▶ [Stated problem]: Can the data below be set down again exactly, line for line?

▶ [Dataset]:

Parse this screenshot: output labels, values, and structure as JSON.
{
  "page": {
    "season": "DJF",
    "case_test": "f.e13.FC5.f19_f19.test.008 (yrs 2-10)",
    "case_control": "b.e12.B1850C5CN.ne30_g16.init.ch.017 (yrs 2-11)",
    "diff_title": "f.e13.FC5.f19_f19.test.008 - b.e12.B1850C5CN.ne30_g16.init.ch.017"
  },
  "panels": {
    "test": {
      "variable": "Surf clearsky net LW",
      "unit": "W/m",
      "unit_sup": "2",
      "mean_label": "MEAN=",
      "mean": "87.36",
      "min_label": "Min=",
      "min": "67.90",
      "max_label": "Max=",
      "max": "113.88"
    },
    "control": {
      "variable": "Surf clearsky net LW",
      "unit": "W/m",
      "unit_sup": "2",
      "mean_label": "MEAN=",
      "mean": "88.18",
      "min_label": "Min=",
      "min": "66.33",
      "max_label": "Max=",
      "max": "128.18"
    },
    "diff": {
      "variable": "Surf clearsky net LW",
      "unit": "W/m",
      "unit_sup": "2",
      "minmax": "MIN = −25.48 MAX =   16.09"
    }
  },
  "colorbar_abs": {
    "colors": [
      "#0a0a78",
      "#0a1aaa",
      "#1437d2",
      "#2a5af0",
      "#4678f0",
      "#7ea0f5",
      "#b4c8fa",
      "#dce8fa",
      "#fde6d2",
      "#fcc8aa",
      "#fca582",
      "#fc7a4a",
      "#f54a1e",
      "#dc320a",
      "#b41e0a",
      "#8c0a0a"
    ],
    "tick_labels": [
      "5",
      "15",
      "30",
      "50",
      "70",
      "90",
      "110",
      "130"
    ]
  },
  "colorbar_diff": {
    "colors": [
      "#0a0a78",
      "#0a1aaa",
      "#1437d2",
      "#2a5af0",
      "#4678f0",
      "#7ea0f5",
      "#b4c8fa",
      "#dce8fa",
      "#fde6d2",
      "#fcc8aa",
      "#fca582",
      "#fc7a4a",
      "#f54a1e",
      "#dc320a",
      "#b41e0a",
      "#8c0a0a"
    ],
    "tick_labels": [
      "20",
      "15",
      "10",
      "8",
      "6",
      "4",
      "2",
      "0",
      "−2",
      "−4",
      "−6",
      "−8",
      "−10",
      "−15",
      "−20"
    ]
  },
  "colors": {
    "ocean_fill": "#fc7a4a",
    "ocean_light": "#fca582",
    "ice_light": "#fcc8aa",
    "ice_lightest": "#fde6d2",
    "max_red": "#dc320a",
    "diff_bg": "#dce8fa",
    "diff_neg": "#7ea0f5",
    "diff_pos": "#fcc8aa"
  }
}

▶ [Final result]:
Parse this screenshot: output labels, values, and structure as JSON.
{
  "page": {
    "season": "DJF",
    "case_test": "f.e13.FC5.f19_f19.test.008 (yrs 2-10)",
    "case_control": "b.e12.B1850C5CN.ne30_g16.init.ch.017 (yrs 2-11)",
    "diff_title": "f.e13.FC5.f19_f19.test.008 - b.e12.B1850C5CN.ne30_g16.init.ch.017"
  },
  "panels": {
    "test": {
      "variable": "Surf clearsky net LW",
      "unit": "W/m",
      "unit_sup": "2",
      "mean_label": "MEAN=",
      "mean": "87.36",
      "min_label": "Min=",
      "min": "67.90",
      "max_label": "Max=",
      "max": "113.88"
    },
    "control": {
      "variable": "Surf clearsky net LW",
      "unit": "W/m",
      "unit_sup": "2",
      "mean_label": "MEAN=",
      "mean": "88.18",
      "min_label": "Min=",
      "min": "66.33",
      "max_label": "Max=",
      "max": "128.18"
    },
    "diff": {
      "variable": "Surf clearsky net LW",
      "unit": "W/m",
      "unit_sup": "2",
      "minmax": "MIN = −25.48 MAX =   16.09"
    }
  },
  "colorbar_abs": {
    "colors": [
      "#0a0a78",
      "#0a1aaa",
      "#1437d2",
      "#2a5af0",
      "#4678f0",
      "#7ea0f5",
      "#b4c8fa",
      "#dce8fa",
      "#fde6d2",
      "#fcc8aa",
      "#fca582",
      "#fc7a4a",
      "#f54a1e",
      "#dc320a",
      "#b41e0a",
      "#8c0a0a"
    ],
    "tick_labels": [
      "5",
      "15",
      "30",
      "50",
      "70",
      "90",
      "110",
      "130"
    ]
  },
  "colorbar_diff": {
    "colors": [
      "#0a0a78",
      "#0a1aaa",
      "#1437d2",
      "#2a5af0",
      "#4678f0",
      "#7ea0f5",
      "#b4c8fa",
      "#dce8fa",
      "#fde6d2",
      "#fcc8aa",
      "#fca582",
      "#fc7a4a",
      "#f54a1e",
      "#dc320a",
      "#b41e0a",
      "#8c0a0a"
    ],
    "tick_labels": [
      "20",
      "15",
      "10",
      "8",
      "6",
      "4",
      "2",
      "0",
      "−2",
      "−4",
      "−6",
      "−8",
      "−10",
      "−15",
      "−20"
    ]
  },
  "colors": {
    "ocean_fill": "#fc7a4a",
    "ocean_light": "#fca582",
    "ice_light": "#fcc8aa",
    "ice_lightest": "#fde6d2",
    "max_red": "#dc320a",
    "diff_bg": "#dce8fa",
    "diff_neg": "#7ea0f5",
    "diff_pos": "#fcc8aa"
  }
}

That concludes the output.